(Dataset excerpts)
_ _ _ _ _

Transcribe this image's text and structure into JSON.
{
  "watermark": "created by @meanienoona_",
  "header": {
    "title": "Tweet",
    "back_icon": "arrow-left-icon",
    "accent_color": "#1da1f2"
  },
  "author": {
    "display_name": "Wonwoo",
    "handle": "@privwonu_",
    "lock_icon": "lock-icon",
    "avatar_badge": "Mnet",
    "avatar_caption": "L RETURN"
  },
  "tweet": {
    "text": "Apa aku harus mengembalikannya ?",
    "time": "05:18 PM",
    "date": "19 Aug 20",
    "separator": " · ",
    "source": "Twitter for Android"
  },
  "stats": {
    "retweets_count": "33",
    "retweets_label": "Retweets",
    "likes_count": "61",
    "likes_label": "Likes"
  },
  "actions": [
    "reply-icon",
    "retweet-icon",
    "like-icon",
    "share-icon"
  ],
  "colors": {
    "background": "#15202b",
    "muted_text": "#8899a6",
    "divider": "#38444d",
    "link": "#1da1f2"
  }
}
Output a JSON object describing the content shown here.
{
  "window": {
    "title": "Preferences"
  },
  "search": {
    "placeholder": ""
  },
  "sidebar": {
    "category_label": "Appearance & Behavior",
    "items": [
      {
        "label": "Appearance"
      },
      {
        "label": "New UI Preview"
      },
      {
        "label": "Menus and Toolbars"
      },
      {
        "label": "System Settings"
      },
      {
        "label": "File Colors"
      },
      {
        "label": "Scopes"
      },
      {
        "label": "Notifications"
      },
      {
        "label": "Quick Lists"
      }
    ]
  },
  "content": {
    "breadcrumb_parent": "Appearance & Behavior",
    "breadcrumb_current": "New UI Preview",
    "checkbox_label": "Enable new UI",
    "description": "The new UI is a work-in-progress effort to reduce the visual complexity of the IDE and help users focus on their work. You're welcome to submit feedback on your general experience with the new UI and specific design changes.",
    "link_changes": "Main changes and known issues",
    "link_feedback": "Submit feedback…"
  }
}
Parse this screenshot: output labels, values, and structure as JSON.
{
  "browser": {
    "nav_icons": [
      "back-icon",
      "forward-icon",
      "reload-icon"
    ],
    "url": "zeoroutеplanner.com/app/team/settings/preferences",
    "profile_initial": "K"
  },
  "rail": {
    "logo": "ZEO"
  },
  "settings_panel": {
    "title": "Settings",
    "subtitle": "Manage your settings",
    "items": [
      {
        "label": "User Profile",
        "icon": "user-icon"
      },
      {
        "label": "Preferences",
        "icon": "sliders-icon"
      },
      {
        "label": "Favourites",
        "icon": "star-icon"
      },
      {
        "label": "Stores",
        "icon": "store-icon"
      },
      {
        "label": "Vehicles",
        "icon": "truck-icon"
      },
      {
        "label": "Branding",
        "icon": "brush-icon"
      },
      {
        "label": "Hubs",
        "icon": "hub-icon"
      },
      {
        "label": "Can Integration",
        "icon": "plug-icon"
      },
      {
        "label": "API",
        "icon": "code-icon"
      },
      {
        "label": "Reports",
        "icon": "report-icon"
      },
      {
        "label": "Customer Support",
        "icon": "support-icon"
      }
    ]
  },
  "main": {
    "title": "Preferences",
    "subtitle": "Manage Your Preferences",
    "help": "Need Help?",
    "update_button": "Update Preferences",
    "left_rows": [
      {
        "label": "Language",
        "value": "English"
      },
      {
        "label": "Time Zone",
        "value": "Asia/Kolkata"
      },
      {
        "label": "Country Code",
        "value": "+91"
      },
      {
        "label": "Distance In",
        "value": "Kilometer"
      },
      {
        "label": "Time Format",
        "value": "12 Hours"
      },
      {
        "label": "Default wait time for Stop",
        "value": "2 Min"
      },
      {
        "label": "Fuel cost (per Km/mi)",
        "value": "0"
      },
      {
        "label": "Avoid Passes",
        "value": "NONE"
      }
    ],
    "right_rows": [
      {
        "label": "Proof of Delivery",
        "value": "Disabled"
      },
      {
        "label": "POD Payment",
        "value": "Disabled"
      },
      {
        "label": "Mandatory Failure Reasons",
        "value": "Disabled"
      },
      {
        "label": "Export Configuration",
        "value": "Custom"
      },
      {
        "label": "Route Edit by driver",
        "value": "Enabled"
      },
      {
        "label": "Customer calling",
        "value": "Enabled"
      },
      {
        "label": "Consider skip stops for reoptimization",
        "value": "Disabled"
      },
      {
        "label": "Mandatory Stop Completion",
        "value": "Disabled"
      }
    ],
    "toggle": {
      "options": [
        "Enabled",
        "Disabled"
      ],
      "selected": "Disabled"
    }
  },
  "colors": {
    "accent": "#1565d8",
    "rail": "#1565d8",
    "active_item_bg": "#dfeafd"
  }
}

_ _ _ _ _

[What to produce]: Look for "Appearance" and pull out every line that has it.

[Written solution]:
    "category_label": "Appearance & Behavior",
        "label": "Appearance"
    "breadcrumb_parent": "Appearance & Behavior",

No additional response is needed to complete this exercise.